> _Requirements_: Bring together all lines of the material below that contain the string "sichern".
════════════════
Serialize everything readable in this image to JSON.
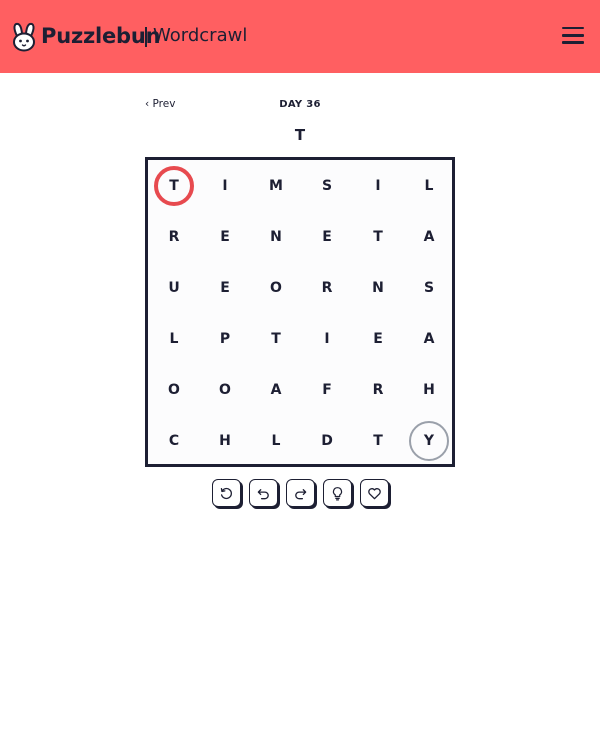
{
  "header": {
    "brand": "Puzzlebun",
    "game": "Wordcrawl",
    "logo_icon": "bunny-logo-icon",
    "menu_icon": "hamburger-menu-icon",
    "background_color": "#ff5f61"
  },
  "nav": {
    "prev_label": "‹ Prev",
    "day_label": "DAY 36"
  },
  "current_word": "T",
  "grid": {
    "rows": [
      [
        "T",
        "I",
        "M",
        "S",
        "I",
        "L"
      ],
      [
        "R",
        "E",
        "N",
        "E",
        "T",
        "A"
      ],
      [
        "U",
        "E",
        "O",
        "R",
        "N",
        "S"
      ],
      [
        "L",
        "P",
        "T",
        "I",
        "E",
        "A"
      ],
      [
        "O",
        "O",
        "A",
        "F",
        "R",
        "H"
      ],
      [
        "C",
        "H",
        "L",
        "D",
        "T",
        "Y"
      ]
    ],
    "start_cell": {
      "row": 0,
      "col": 0,
      "color": "#e74a4f"
    },
    "end_cell": {
      "row": 5,
      "col": 5,
      "color": "#9aa0aa"
    }
  },
  "toolbar": {
    "buttons": [
      {
        "name": "reset-button",
        "icon": "reset-icon"
      },
      {
        "name": "undo-button",
        "icon": "undo-icon"
      },
      {
        "name": "redo-button",
        "icon": "redo-icon"
      },
      {
        "name": "hint-button",
        "icon": "lightbulb-icon"
      },
      {
        "name": "favorite-button",
        "icon": "heart-icon"
      }
    ]
  }
}
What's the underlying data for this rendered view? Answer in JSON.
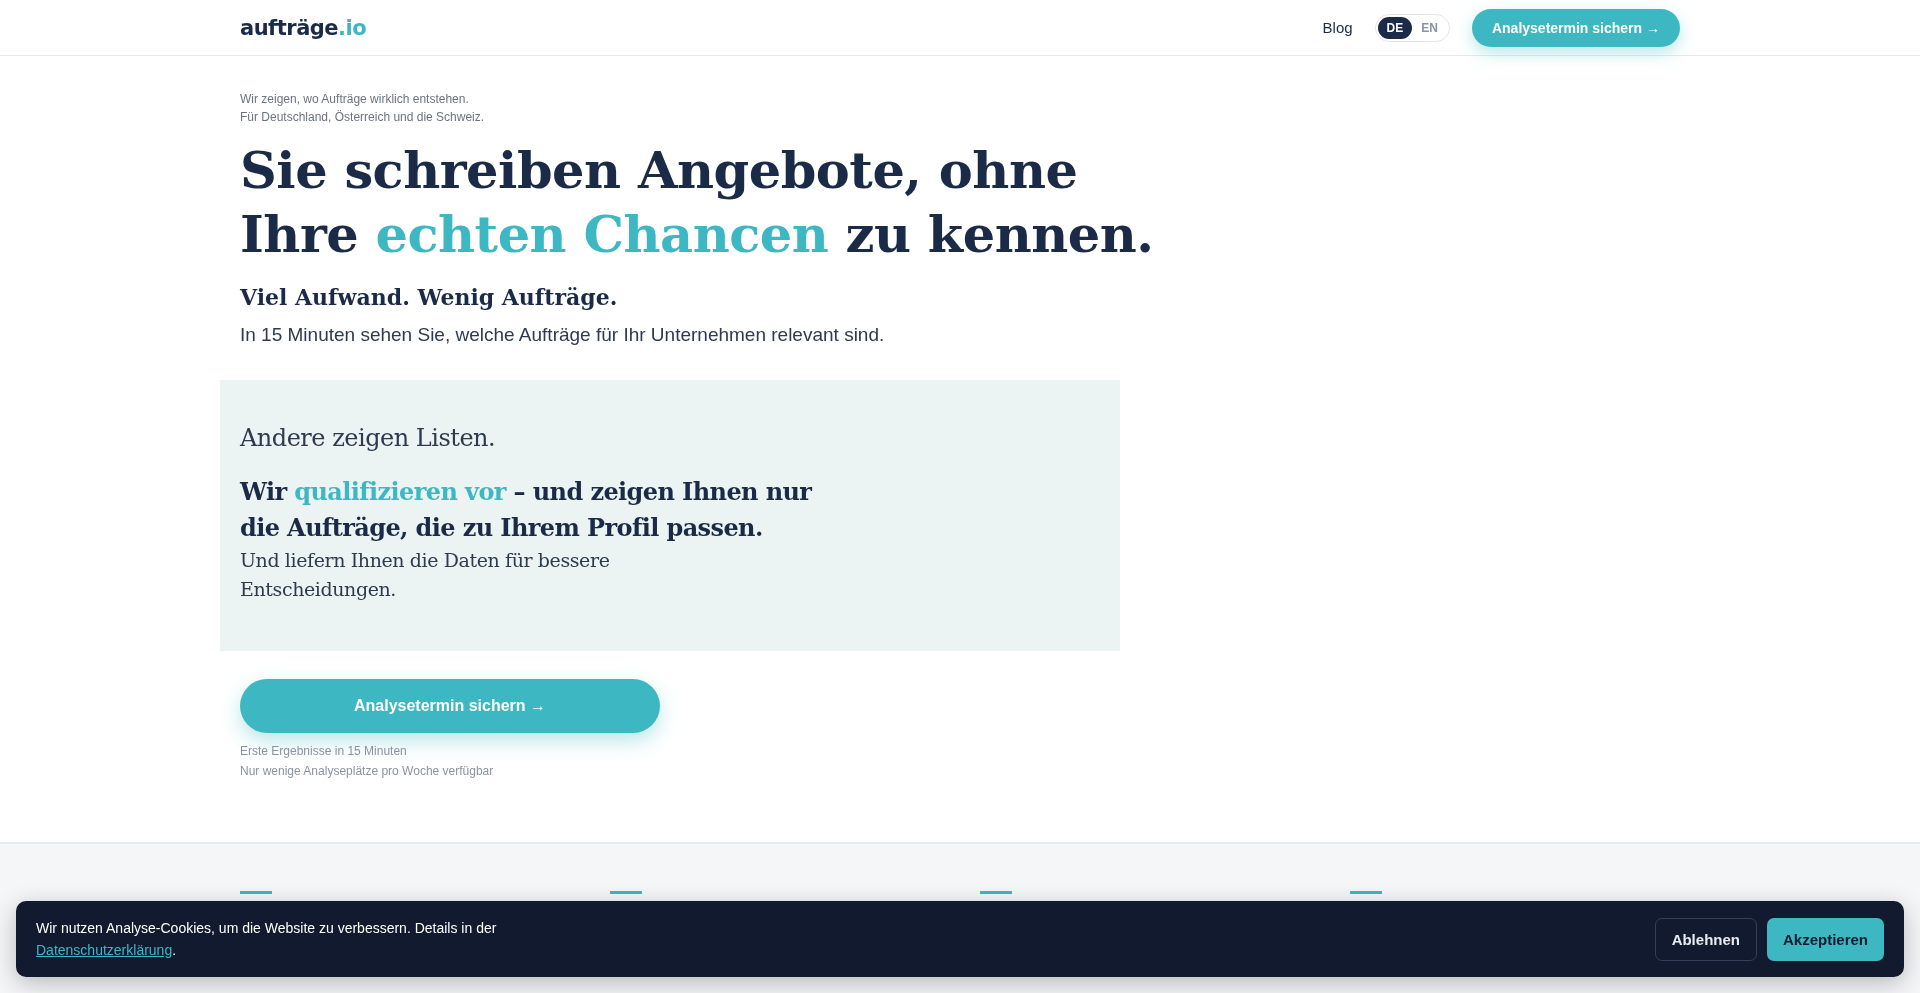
{
  "header": {
    "logo": [
      {
        "text": "aufträge",
        "accent": false
      },
      {
        "text": ".io",
        "accent": true
      }
    ],
    "nav": [
      {
        "label": "Blog"
      }
    ],
    "languages": [
      {
        "label": "DE",
        "selected": true
      },
      {
        "label": "EN",
        "selected": false
      }
    ],
    "cta": "Analysetermin sichern →"
  },
  "hero": {
    "eyebrow": [
      "Wir zeigen, wo Aufträge wirklich entstehen.",
      "Für Deutschland, Österreich und die Schweiz."
    ],
    "headline": [
      [
        {
          "text": "Sie schreiben Angebote, ohne",
          "accent": false
        }
      ],
      [
        {
          "text": "Ihre ",
          "accent": false
        },
        {
          "text": "echten Chancen",
          "accent": true
        },
        {
          "text": " zu kennen.",
          "accent": false
        }
      ]
    ],
    "subheadline": "Viel Aufwand. Wenig Aufträge.",
    "lead": "In 15 Minuten sehen Sie, welche Aufträge für Ihr Unternehmen relevant sind.",
    "box": {
      "intro": "Andere zeigen Listen.",
      "statement": [
        [
          {
            "text": "Wir ",
            "accent": false
          },
          {
            "text": "qualifizieren vor",
            "accent": true
          },
          {
            "text": " – und zeigen Ihnen nur",
            "accent": false
          }
        ],
        [
          {
            "text": "die Aufträge, die zu Ihrem Profil passen.",
            "accent": false
          }
        ]
      ],
      "detail": [
        "Und liefern Ihnen die Daten für bessere",
        "Entscheidungen."
      ]
    },
    "cta": "Analysetermin sichern →",
    "notes": [
      "Erste Ergebnisse in 15 Minuten",
      "Nur wenige Analyseplätze pro Woche verfügbar"
    ]
  },
  "cookie_banner": {
    "text": "Wir nutzen Analyse-Cookies, um die Website zu verbessern. Details in der",
    "link": "Datenschutzerklärung",
    "after_link": ".",
    "buttons": [
      {
        "label": "Ablehnen",
        "kind": "secondary"
      },
      {
        "label": "Akzeptieren",
        "kind": "primary"
      }
    ]
  }
}
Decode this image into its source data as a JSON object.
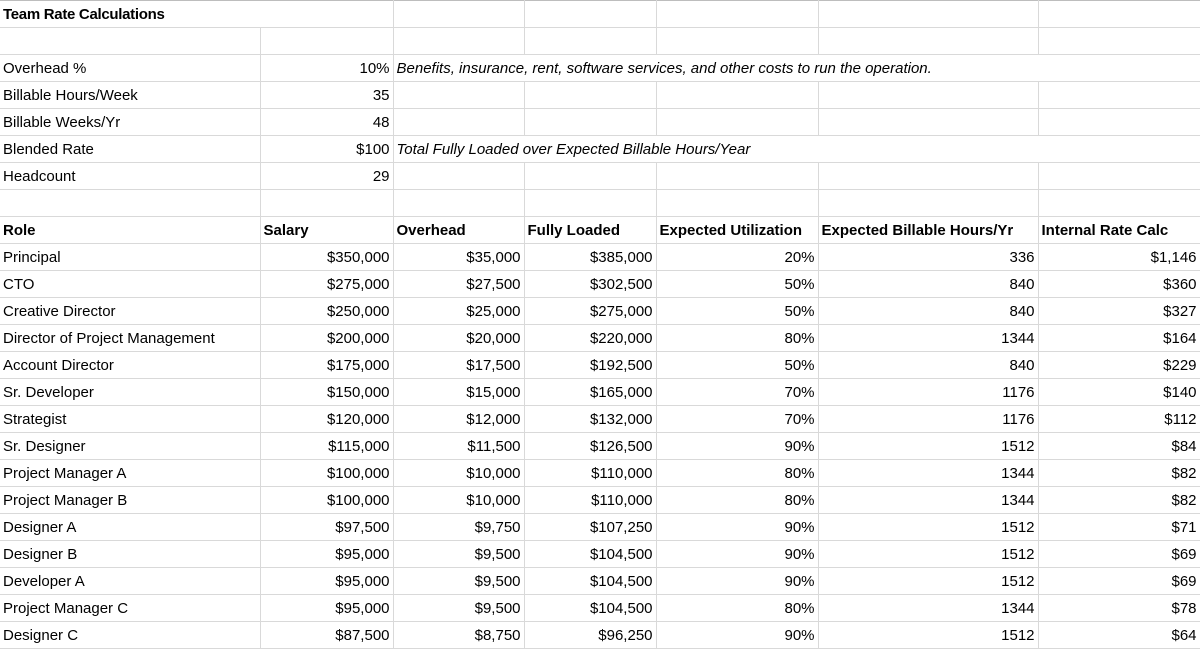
{
  "sheet": {
    "title": "Team Rate Calculations",
    "accent_blue": "#0000FF",
    "gridline": "#D9D9D9"
  },
  "assumptions": {
    "rows": [
      {
        "label": "Overhead %",
        "value": "10%",
        "value_blue": true,
        "note": "Benefits, insurance, rent, software services, and other costs to run the operation."
      },
      {
        "label": "Billable Hours/Week",
        "value": "35",
        "value_blue": true,
        "note": ""
      },
      {
        "label": "Billable Weeks/Yr",
        "value": "48",
        "value_blue": true,
        "note": ""
      },
      {
        "label": "Blended Rate",
        "value": "$100",
        "value_blue": false,
        "note": "Total Fully Loaded over Expected Billable Hours/Year"
      },
      {
        "label": "Headcount",
        "value": "29",
        "value_blue": false,
        "note": ""
      }
    ]
  },
  "table": {
    "headers": [
      "Role",
      "Salary",
      "Overhead",
      "Fully Loaded",
      "Expected Utilization",
      "Expected Billable Hours/Yr",
      "Internal Rate Calc"
    ],
    "rows": [
      {
        "role": "Principal",
        "salary": "$350,000",
        "overhead": "$35,000",
        "fully_loaded": "$385,000",
        "utilization": "20%",
        "billable_hours": "336",
        "internal_rate": "$1,146"
      },
      {
        "role": "CTO",
        "salary": "$275,000",
        "overhead": "$27,500",
        "fully_loaded": "$302,500",
        "utilization": "50%",
        "billable_hours": "840",
        "internal_rate": "$360"
      },
      {
        "role": "Creative Director",
        "salary": "$250,000",
        "overhead": "$25,000",
        "fully_loaded": "$275,000",
        "utilization": "50%",
        "billable_hours": "840",
        "internal_rate": "$327"
      },
      {
        "role": "Director of Project Management",
        "salary": "$200,000",
        "overhead": "$20,000",
        "fully_loaded": "$220,000",
        "utilization": "80%",
        "billable_hours": "1344",
        "internal_rate": "$164"
      },
      {
        "role": "Account Director",
        "salary": "$175,000",
        "overhead": "$17,500",
        "fully_loaded": "$192,500",
        "utilization": "50%",
        "billable_hours": "840",
        "internal_rate": "$229"
      },
      {
        "role": "Sr. Developer",
        "salary": "$150,000",
        "overhead": "$15,000",
        "fully_loaded": "$165,000",
        "utilization": "70%",
        "billable_hours": "1176",
        "internal_rate": "$140"
      },
      {
        "role": "Strategist",
        "salary": "$120,000",
        "overhead": "$12,000",
        "fully_loaded": "$132,000",
        "utilization": "70%",
        "billable_hours": "1176",
        "internal_rate": "$112"
      },
      {
        "role": "Sr. Designer",
        "salary": "$115,000",
        "overhead": "$11,500",
        "fully_loaded": "$126,500",
        "utilization": "90%",
        "billable_hours": "1512",
        "internal_rate": "$84"
      },
      {
        "role": "Project Manager A",
        "salary": "$100,000",
        "overhead": "$10,000",
        "fully_loaded": "$110,000",
        "utilization": "80%",
        "billable_hours": "1344",
        "internal_rate": "$82"
      },
      {
        "role": "Project Manager B",
        "salary": "$100,000",
        "overhead": "$10,000",
        "fully_loaded": "$110,000",
        "utilization": "80%",
        "billable_hours": "1344",
        "internal_rate": "$82"
      },
      {
        "role": "Designer A",
        "salary": "$97,500",
        "overhead": "$9,750",
        "fully_loaded": "$107,250",
        "utilization": "90%",
        "billable_hours": "1512",
        "internal_rate": "$71"
      },
      {
        "role": "Designer B",
        "salary": "$95,000",
        "overhead": "$9,500",
        "fully_loaded": "$104,500",
        "utilization": "90%",
        "billable_hours": "1512",
        "internal_rate": "$69"
      },
      {
        "role": "Developer A",
        "salary": "$95,000",
        "overhead": "$9,500",
        "fully_loaded": "$104,500",
        "utilization": "90%",
        "billable_hours": "1512",
        "internal_rate": "$69"
      },
      {
        "role": "Project Manager C",
        "salary": "$95,000",
        "overhead": "$9,500",
        "fully_loaded": "$104,500",
        "utilization": "80%",
        "billable_hours": "1344",
        "internal_rate": "$78"
      },
      {
        "role": "Designer C",
        "salary": "$87,500",
        "overhead": "$8,750",
        "fully_loaded": "$96,250",
        "utilization": "90%",
        "billable_hours": "1512",
        "internal_rate": "$64"
      }
    ]
  }
}
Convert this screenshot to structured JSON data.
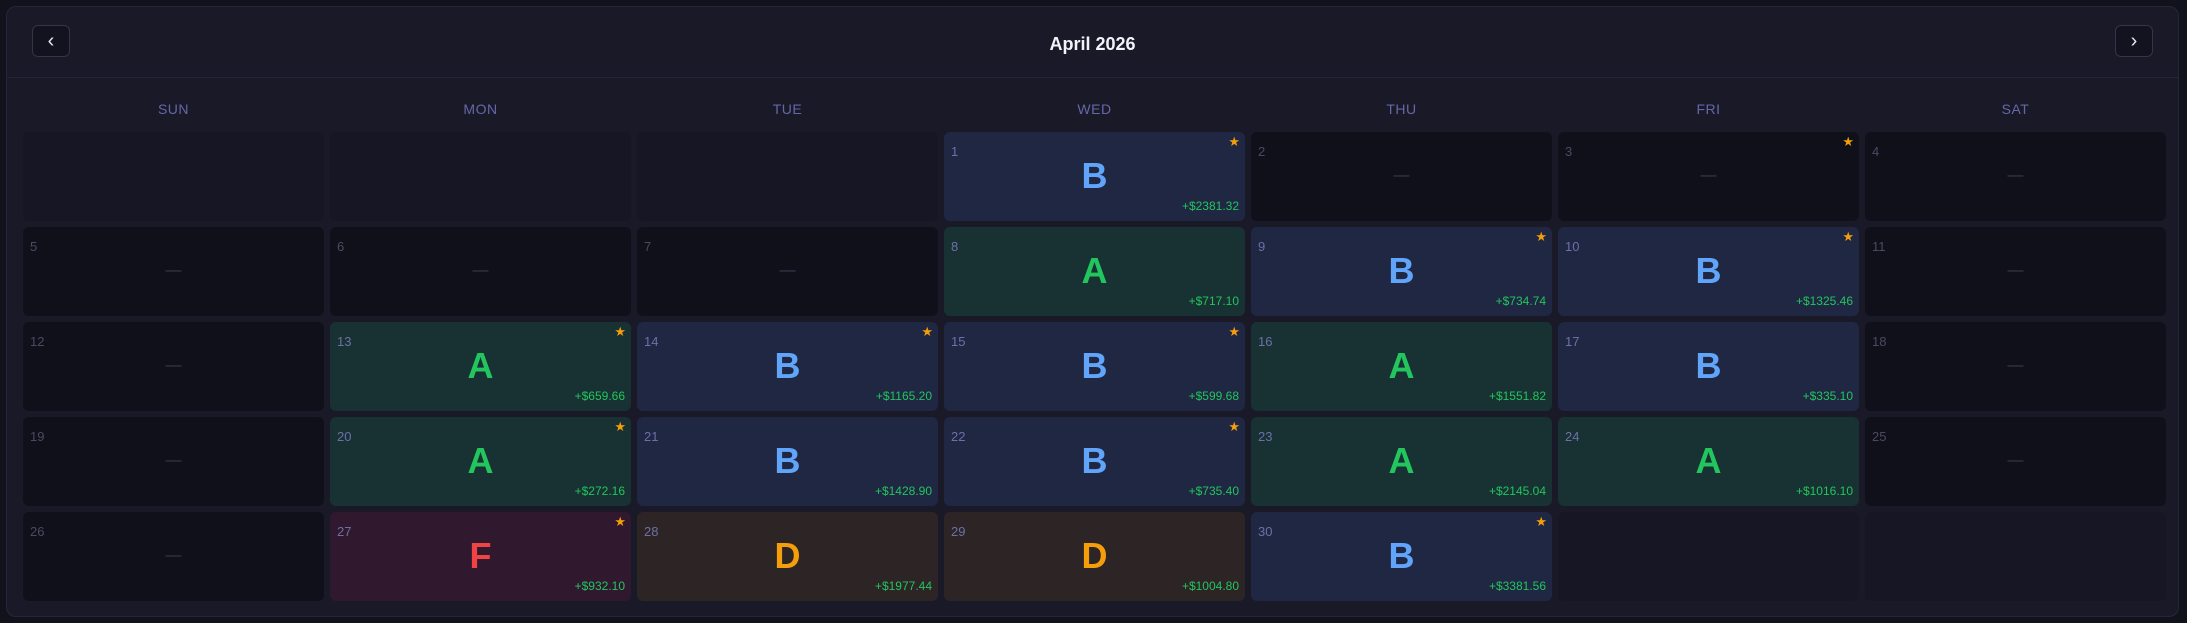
{
  "header": {
    "title": "April 2026",
    "prev_icon": "‹",
    "next_icon": "›"
  },
  "weekdays": [
    "SUN",
    "MON",
    "TUE",
    "WED",
    "THU",
    "FRI",
    "SAT"
  ],
  "colors": {
    "grade_A": "#22c55e",
    "grade_B": "#60a5fa",
    "grade_D": "#f59e0b",
    "grade_F": "#ef4444",
    "star": "#f59e0b",
    "pnl": "#22c55e"
  },
  "empty_placeholder": "—",
  "star_icon": "★",
  "weeks": [
    [
      {
        "empty": true
      },
      {
        "empty": true
      },
      {
        "empty": true
      },
      {
        "day": "1",
        "grade": "B",
        "pnl": "+$2381.32",
        "star": true
      },
      {
        "day": "2",
        "grade": null,
        "pnl": null,
        "star": false
      },
      {
        "day": "3",
        "grade": null,
        "pnl": null,
        "star": true
      },
      {
        "day": "4",
        "grade": null,
        "pnl": null,
        "star": false
      }
    ],
    [
      {
        "day": "5",
        "grade": null,
        "pnl": null,
        "star": false
      },
      {
        "day": "6",
        "grade": null,
        "pnl": null,
        "star": false
      },
      {
        "day": "7",
        "grade": null,
        "pnl": null,
        "star": false
      },
      {
        "day": "8",
        "grade": "A",
        "pnl": "+$717.10",
        "star": false
      },
      {
        "day": "9",
        "grade": "B",
        "pnl": "+$734.74",
        "star": true
      },
      {
        "day": "10",
        "grade": "B",
        "pnl": "+$1325.46",
        "star": true
      },
      {
        "day": "11",
        "grade": null,
        "pnl": null,
        "star": false
      }
    ],
    [
      {
        "day": "12",
        "grade": null,
        "pnl": null,
        "star": false
      },
      {
        "day": "13",
        "grade": "A",
        "pnl": "+$659.66",
        "star": true
      },
      {
        "day": "14",
        "grade": "B",
        "pnl": "+$1165.20",
        "star": true
      },
      {
        "day": "15",
        "grade": "B",
        "pnl": "+$599.68",
        "star": true
      },
      {
        "day": "16",
        "grade": "A",
        "pnl": "+$1551.82",
        "star": false
      },
      {
        "day": "17",
        "grade": "B",
        "pnl": "+$335.10",
        "star": false
      },
      {
        "day": "18",
        "grade": null,
        "pnl": null,
        "star": false
      }
    ],
    [
      {
        "day": "19",
        "grade": null,
        "pnl": null,
        "star": false
      },
      {
        "day": "20",
        "grade": "A",
        "pnl": "+$272.16",
        "star": true
      },
      {
        "day": "21",
        "grade": "B",
        "pnl": "+$1428.90",
        "star": false
      },
      {
        "day": "22",
        "grade": "B",
        "pnl": "+$735.40",
        "star": true
      },
      {
        "day": "23",
        "grade": "A",
        "pnl": "+$2145.04",
        "star": false
      },
      {
        "day": "24",
        "grade": "A",
        "pnl": "+$1016.10",
        "star": false
      },
      {
        "day": "25",
        "grade": null,
        "pnl": null,
        "star": false
      }
    ],
    [
      {
        "day": "26",
        "grade": null,
        "pnl": null,
        "star": false
      },
      {
        "day": "27",
        "grade": "F",
        "pnl": "+$932.10",
        "star": true
      },
      {
        "day": "28",
        "grade": "D",
        "pnl": "+$1977.44",
        "star": false
      },
      {
        "day": "29",
        "grade": "D",
        "pnl": "+$1004.80",
        "star": false
      },
      {
        "day": "30",
        "grade": "B",
        "pnl": "+$3381.56",
        "star": true
      },
      {
        "empty": true
      },
      {
        "empty": true
      }
    ]
  ]
}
════════════════
> _Reply_:
    "cta": "Analysetermin sichern →"
    "cta": "Analysetermin sichern →",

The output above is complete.